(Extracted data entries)
------------------------------------
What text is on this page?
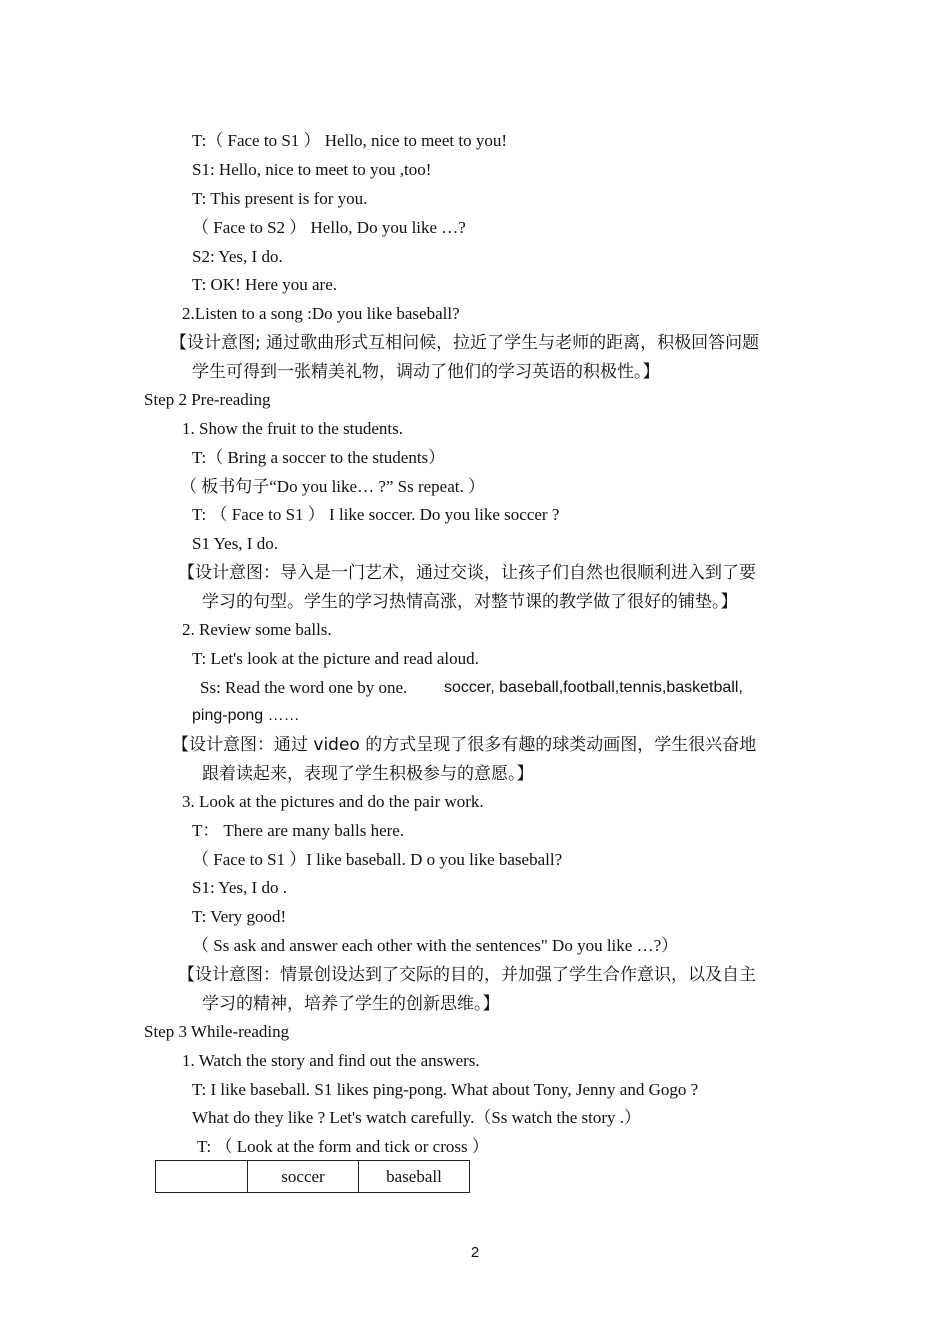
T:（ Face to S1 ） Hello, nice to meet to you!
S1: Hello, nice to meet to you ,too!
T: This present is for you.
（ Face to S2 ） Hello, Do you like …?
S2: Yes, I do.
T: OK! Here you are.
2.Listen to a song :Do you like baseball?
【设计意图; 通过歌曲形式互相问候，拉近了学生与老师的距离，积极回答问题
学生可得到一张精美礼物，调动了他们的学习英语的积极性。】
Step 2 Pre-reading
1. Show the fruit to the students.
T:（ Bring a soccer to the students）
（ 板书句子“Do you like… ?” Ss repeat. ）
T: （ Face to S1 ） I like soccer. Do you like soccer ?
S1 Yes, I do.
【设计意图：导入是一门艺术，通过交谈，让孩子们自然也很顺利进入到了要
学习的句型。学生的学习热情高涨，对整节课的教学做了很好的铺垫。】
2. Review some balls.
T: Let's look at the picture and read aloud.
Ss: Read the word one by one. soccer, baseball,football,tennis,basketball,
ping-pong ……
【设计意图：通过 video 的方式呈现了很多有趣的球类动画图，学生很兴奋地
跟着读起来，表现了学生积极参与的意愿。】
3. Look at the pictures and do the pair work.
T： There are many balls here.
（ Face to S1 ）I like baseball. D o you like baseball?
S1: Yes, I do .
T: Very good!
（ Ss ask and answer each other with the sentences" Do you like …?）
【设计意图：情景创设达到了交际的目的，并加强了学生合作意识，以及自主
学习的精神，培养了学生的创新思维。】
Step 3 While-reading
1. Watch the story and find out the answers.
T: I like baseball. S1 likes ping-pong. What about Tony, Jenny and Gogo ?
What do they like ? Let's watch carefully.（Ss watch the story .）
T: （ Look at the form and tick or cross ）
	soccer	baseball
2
------------------------------------
_Prompt_
Look through the material above. Copy each line where the word "like" appears.

_Written response_
（ Face to S2 ） Hello, Do you like …?
2.Listen to a song :Do you like baseball?
（ 板书句子“Do you like… ?” Ss repeat. ）
T: （ Face to S1 ） I like soccer. Do you like soccer ?
（ Face to S1 ）I like baseball. D o you like baseball?
（ Ss ask and answer each other with the sentences" Do you like …?）
T: I like baseball. S1 likes ping-pong. What about Tony, Jenny and Gogo ?
What do they like ? Let's watch carefully.（Ss watch the story .）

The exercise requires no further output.